▸ **Problem**
Copy out each line in the material below that has the word "detached".

◇ ◇ ◇ ◇

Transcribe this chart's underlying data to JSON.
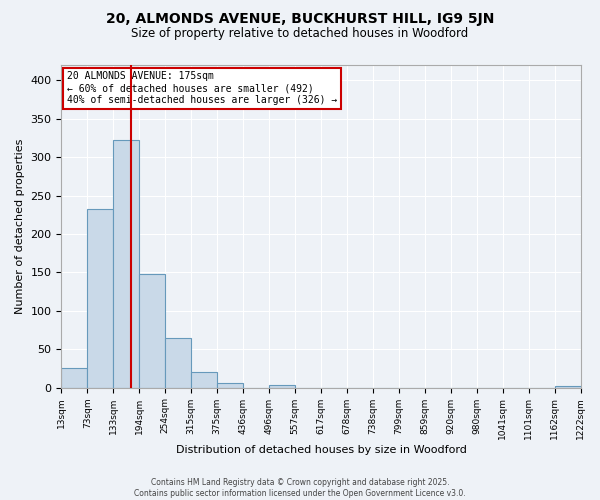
{
  "title1": "20, ALMONDS AVENUE, BUCKHURST HILL, IG9 5JN",
  "title2": "Size of property relative to detached houses in Woodford",
  "xlabel": "Distribution of detached houses by size in Woodford",
  "ylabel": "Number of detached properties",
  "bin_labels": [
    "13sqm",
    "73sqm",
    "133sqm",
    "194sqm",
    "254sqm",
    "315sqm",
    "375sqm",
    "436sqm",
    "496sqm",
    "557sqm",
    "617sqm",
    "678sqm",
    "738sqm",
    "799sqm",
    "859sqm",
    "920sqm",
    "980sqm",
    "1041sqm",
    "1101sqm",
    "1162sqm",
    "1222sqm"
  ],
  "bar_values": [
    25,
    233,
    322,
    148,
    65,
    20,
    6,
    0,
    3,
    0,
    0,
    0,
    0,
    0,
    0,
    0,
    0,
    0,
    0,
    2
  ],
  "bar_color": "#c9d9e8",
  "bar_edge_color": "#6699bb",
  "red_line_x": 2.69,
  "annotation_title": "20 ALMONDS AVENUE: 175sqm",
  "annotation_line1": "← 60% of detached houses are smaller (492)",
  "annotation_line2": "40% of semi-detached houses are larger (326) →",
  "annotation_box_color": "#ffffff",
  "annotation_border_color": "#cc0000",
  "footer1": "Contains HM Land Registry data © Crown copyright and database right 2025.",
  "footer2": "Contains public sector information licensed under the Open Government Licence v3.0.",
  "ylim": [
    0,
    420
  ],
  "yticks": [
    0,
    50,
    100,
    150,
    200,
    250,
    300,
    350,
    400
  ],
  "background_color": "#eef2f7",
  "grid_color": "#ffffff"
}
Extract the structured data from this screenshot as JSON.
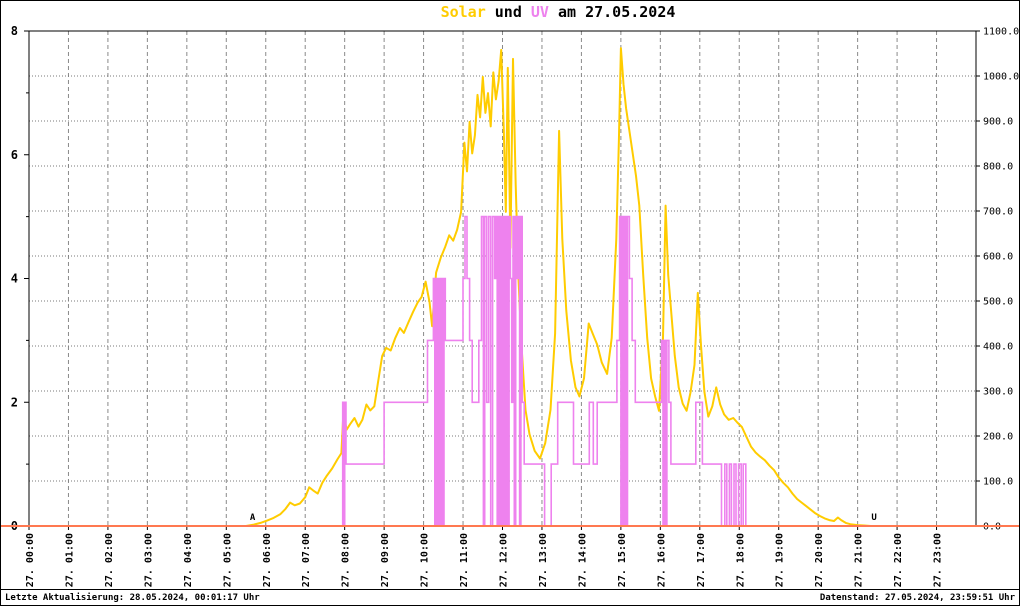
{
  "title": {
    "solar": "Solar",
    "conj": " und ",
    "uv": "UV",
    "date_suffix": " am 27.05.2024",
    "full": "Solar und UV am 27.05.2024"
  },
  "footer": {
    "last_update": "Letzte Aktualisierung: 28.05.2024, 00:01:17 Uhr",
    "data_timestamp": "Datenstand: 27.05.2024, 23:59:51 Uhr"
  },
  "colors": {
    "solar": "#FFCC00",
    "uv": "#EE82EE",
    "zero_line": "#FF7850",
    "grid_dash": "#8A8A8A",
    "grid_dot": "#7A7A7A",
    "axis": "#000000"
  },
  "chart_data": {
    "type": "line",
    "title": "Solar und UV am 27.05.2024",
    "grid": {
      "vertical_dashed_hourly": true,
      "horizontal_dotted_step": 100
    },
    "x": {
      "hours": 24,
      "tick_labels": [
        "27. 00:00",
        "27. 01:00",
        "27. 02:00",
        "27. 03:00",
        "27. 04:00",
        "27. 05:00",
        "27. 06:00",
        "27. 07:00",
        "27. 08:00",
        "27. 09:00",
        "27. 10:00",
        "27. 11:00",
        "27. 12:00",
        "27. 13:00",
        "27. 14:00",
        "27. 15:00",
        "27. 16:00",
        "27. 17:00",
        "27. 18:00",
        "27. 19:00",
        "27. 20:00",
        "27. 21:00",
        "27. 22:00",
        "27. 23:00"
      ]
    },
    "y_left": {
      "min": 0,
      "max": 8,
      "minor_tick_step": 1,
      "tick_labels": [
        "8",
        "6",
        "4",
        "2",
        "0"
      ]
    },
    "y_right": {
      "min": 0,
      "max": 1100,
      "tick_labels": [
        "1100.0",
        "1000.0",
        "900.0",
        "800.0",
        "700.0",
        "600.0",
        "500.0",
        "400.0",
        "300.0",
        "200.0",
        "100.0",
        "0.0"
      ]
    },
    "markers": [
      {
        "name": "sunrise-marker",
        "label": "A",
        "time": "05:40",
        "color": "#CC2200"
      },
      {
        "name": "sunset-marker",
        "label": "U",
        "time": "21:25",
        "color": "#EE82EE"
      }
    ],
    "series": [
      {
        "name": "Solar",
        "axis": "right",
        "color_key": "solar",
        "style": "line",
        "points": [
          [
            "00:00",
            0
          ],
          [
            "05:30",
            0
          ],
          [
            "05:42",
            3
          ],
          [
            "05:52",
            7
          ],
          [
            "06:02",
            12
          ],
          [
            "06:12",
            18
          ],
          [
            "06:22",
            26
          ],
          [
            "06:30",
            38
          ],
          [
            "06:37",
            52
          ],
          [
            "06:44",
            46
          ],
          [
            "06:52",
            50
          ],
          [
            "07:00",
            64
          ],
          [
            "07:06",
            86
          ],
          [
            "07:12",
            79
          ],
          [
            "07:19",
            72
          ],
          [
            "07:26",
            96
          ],
          [
            "07:33",
            112
          ],
          [
            "07:41",
            128
          ],
          [
            "07:49",
            148
          ],
          [
            "07:55",
            162
          ],
          [
            "07:58",
            252
          ],
          [
            "08:03",
            214
          ],
          [
            "08:09",
            228
          ],
          [
            "08:15",
            240
          ],
          [
            "08:21",
            221
          ],
          [
            "08:27",
            236
          ],
          [
            "08:33",
            270
          ],
          [
            "08:39",
            257
          ],
          [
            "08:45",
            266
          ],
          [
            "08:51",
            322
          ],
          [
            "08:57",
            378
          ],
          [
            "09:03",
            396
          ],
          [
            "09:10",
            390
          ],
          [
            "09:17",
            418
          ],
          [
            "09:24",
            440
          ],
          [
            "09:30",
            429
          ],
          [
            "09:37",
            453
          ],
          [
            "09:44",
            476
          ],
          [
            "09:51",
            497
          ],
          [
            "09:57",
            509
          ],
          [
            "10:03",
            543
          ],
          [
            "10:09",
            498
          ],
          [
            "10:13",
            444
          ],
          [
            "10:19",
            563
          ],
          [
            "10:26",
            596
          ],
          [
            "10:33",
            621
          ],
          [
            "10:39",
            646
          ],
          [
            "10:45",
            634
          ],
          [
            "10:51",
            658
          ],
          [
            "10:57",
            698
          ],
          [
            "11:02",
            852
          ],
          [
            "11:06",
            788
          ],
          [
            "11:10",
            898
          ],
          [
            "11:14",
            828
          ],
          [
            "11:18",
            868
          ],
          [
            "11:22",
            958
          ],
          [
            "11:26",
            908
          ],
          [
            "11:30",
            998
          ],
          [
            "11:34",
            918
          ],
          [
            "11:38",
            962
          ],
          [
            "11:42",
            888
          ],
          [
            "11:46",
            1008
          ],
          [
            "11:50",
            948
          ],
          [
            "11:54",
            988
          ],
          [
            "11:58",
            1058
          ],
          [
            "12:02",
            878
          ],
          [
            "12:05",
            698
          ],
          [
            "12:08",
            1018
          ],
          [
            "12:12",
            618
          ],
          [
            "12:16",
            1038
          ],
          [
            "12:20",
            758
          ],
          [
            "12:24",
            558
          ],
          [
            "12:29",
            398
          ],
          [
            "12:35",
            258
          ],
          [
            "12:41",
            204
          ],
          [
            "12:49",
            167
          ],
          [
            "12:57",
            150
          ],
          [
            "13:05",
            184
          ],
          [
            "13:13",
            258
          ],
          [
            "13:20",
            428
          ],
          [
            "13:26",
            878
          ],
          [
            "13:31",
            638
          ],
          [
            "13:37",
            478
          ],
          [
            "13:44",
            368
          ],
          [
            "13:51",
            308
          ],
          [
            "13:57",
            288
          ],
          [
            "14:04",
            328
          ],
          [
            "14:11",
            450
          ],
          [
            "14:17",
            428
          ],
          [
            "14:24",
            403
          ],
          [
            "14:31",
            363
          ],
          [
            "14:39",
            338
          ],
          [
            "14:46",
            418
          ],
          [
            "14:53",
            638
          ],
          [
            "14:57",
            858
          ],
          [
            "15:00",
            1062
          ],
          [
            "15:04",
            982
          ],
          [
            "15:08",
            928
          ],
          [
            "15:13",
            878
          ],
          [
            "15:18",
            828
          ],
          [
            "15:23",
            778
          ],
          [
            "15:28",
            712
          ],
          [
            "15:34",
            558
          ],
          [
            "15:40",
            418
          ],
          [
            "15:46",
            328
          ],
          [
            "15:52",
            288
          ],
          [
            "15:58",
            256
          ],
          [
            "16:04",
            418
          ],
          [
            "16:08",
            712
          ],
          [
            "16:12",
            558
          ],
          [
            "16:17",
            468
          ],
          [
            "16:22",
            378
          ],
          [
            "16:28",
            308
          ],
          [
            "16:34",
            272
          ],
          [
            "16:40",
            256
          ],
          [
            "16:46",
            298
          ],
          [
            "16:52",
            358
          ],
          [
            "16:57",
            518
          ],
          [
            "17:02",
            398
          ],
          [
            "17:07",
            298
          ],
          [
            "17:13",
            243
          ],
          [
            "17:19",
            266
          ],
          [
            "17:25",
            308
          ],
          [
            "17:31",
            270
          ],
          [
            "17:37",
            248
          ],
          [
            "17:44",
            236
          ],
          [
            "17:51",
            240
          ],
          [
            "17:57",
            230
          ],
          [
            "18:04",
            220
          ],
          [
            "18:11",
            198
          ],
          [
            "18:18",
            176
          ],
          [
            "18:25",
            163
          ],
          [
            "18:32",
            154
          ],
          [
            "18:39",
            146
          ],
          [
            "18:46",
            134
          ],
          [
            "18:53",
            124
          ],
          [
            "19:00",
            108
          ],
          [
            "19:07",
            96
          ],
          [
            "19:14",
            86
          ],
          [
            "19:21",
            72
          ],
          [
            "19:28",
            60
          ],
          [
            "19:35",
            52
          ],
          [
            "19:42",
            44
          ],
          [
            "19:49",
            36
          ],
          [
            "19:56",
            28
          ],
          [
            "20:03",
            22
          ],
          [
            "20:10",
            17
          ],
          [
            "20:17",
            13
          ],
          [
            "20:24",
            11
          ],
          [
            "20:30",
            19
          ],
          [
            "20:35",
            13
          ],
          [
            "20:42",
            7
          ],
          [
            "20:49",
            4
          ],
          [
            "21:00",
            2
          ],
          [
            "21:10",
            1
          ],
          [
            "21:20",
            0
          ],
          [
            "23:59",
            0
          ]
        ]
      },
      {
        "name": "UV",
        "axis": "left",
        "color_key": "uv",
        "style": "step",
        "points": [
          [
            "00:00",
            0
          ],
          [
            "07:57",
            2
          ],
          [
            "07:59",
            0
          ],
          [
            "08:00",
            2
          ],
          [
            "08:02",
            1
          ],
          [
            "09:00",
            2
          ],
          [
            "10:06",
            3
          ],
          [
            "10:15",
            4
          ],
          [
            "10:17",
            0
          ],
          [
            "10:19",
            4
          ],
          [
            "10:21",
            0
          ],
          [
            "10:23",
            4
          ],
          [
            "10:25",
            0
          ],
          [
            "10:27",
            4
          ],
          [
            "10:29",
            0
          ],
          [
            "10:31",
            4
          ],
          [
            "10:33",
            3
          ],
          [
            "11:00",
            4
          ],
          [
            "11:03",
            5
          ],
          [
            "11:06",
            4
          ],
          [
            "11:10",
            3
          ],
          [
            "11:14",
            2
          ],
          [
            "11:24",
            3
          ],
          [
            "11:28",
            5
          ],
          [
            "11:31",
            0
          ],
          [
            "11:33",
            5
          ],
          [
            "11:36",
            2
          ],
          [
            "11:39",
            5
          ],
          [
            "11:42",
            0
          ],
          [
            "11:45",
            5
          ],
          [
            "11:48",
            4
          ],
          [
            "11:50",
            5
          ],
          [
            "11:52",
            0
          ],
          [
            "11:54",
            5
          ],
          [
            "11:56",
            0
          ],
          [
            "11:58",
            5
          ],
          [
            "12:00",
            0
          ],
          [
            "12:02",
            5
          ],
          [
            "12:04",
            0
          ],
          [
            "12:06",
            5
          ],
          [
            "12:08",
            0
          ],
          [
            "12:10",
            5
          ],
          [
            "12:12",
            4
          ],
          [
            "12:14",
            2
          ],
          [
            "12:16",
            5
          ],
          [
            "12:18",
            0
          ],
          [
            "12:20",
            5
          ],
          [
            "12:22",
            4
          ],
          [
            "12:24",
            5
          ],
          [
            "12:26",
            0
          ],
          [
            "12:28",
            5
          ],
          [
            "12:30",
            2
          ],
          [
            "12:33",
            1
          ],
          [
            "13:04",
            0
          ],
          [
            "13:14",
            1
          ],
          [
            "13:24",
            2
          ],
          [
            "13:48",
            1
          ],
          [
            "14:12",
            2
          ],
          [
            "14:18",
            1
          ],
          [
            "14:24",
            2
          ],
          [
            "14:54",
            3
          ],
          [
            "14:58",
            5
          ],
          [
            "15:00",
            0
          ],
          [
            "15:02",
            5
          ],
          [
            "15:04",
            0
          ],
          [
            "15:06",
            5
          ],
          [
            "15:08",
            0
          ],
          [
            "15:10",
            5
          ],
          [
            "15:13",
            4
          ],
          [
            "15:17",
            3
          ],
          [
            "15:22",
            2
          ],
          [
            "16:02",
            3
          ],
          [
            "16:04",
            0
          ],
          [
            "16:06",
            3
          ],
          [
            "16:08",
            0
          ],
          [
            "16:10",
            3
          ],
          [
            "16:13",
            2
          ],
          [
            "16:16",
            1
          ],
          [
            "16:54",
            2
          ],
          [
            "17:04",
            1
          ],
          [
            "17:33",
            0
          ],
          [
            "17:38",
            1
          ],
          [
            "17:41",
            0
          ],
          [
            "17:45",
            1
          ],
          [
            "17:48",
            0
          ],
          [
            "17:52",
            1
          ],
          [
            "17:55",
            0
          ],
          [
            "17:59",
            1
          ],
          [
            "18:03",
            0
          ],
          [
            "18:06",
            1
          ],
          [
            "18:10",
            0
          ]
        ]
      }
    ]
  }
}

◇ ◇ ◇ ◇

▸ **Result of this exercise**
  "title2": "Size of property relative to detached houses in Woodford",
  "xlabel": "Distribution of detached houses by size in Woodford",
  "ylabel": "Number of detached properties",
  "annotation_line1": "← 60% of detached houses are smaller (492)",
  "annotation_line2": "40% of semi-detached houses are larger (326) →",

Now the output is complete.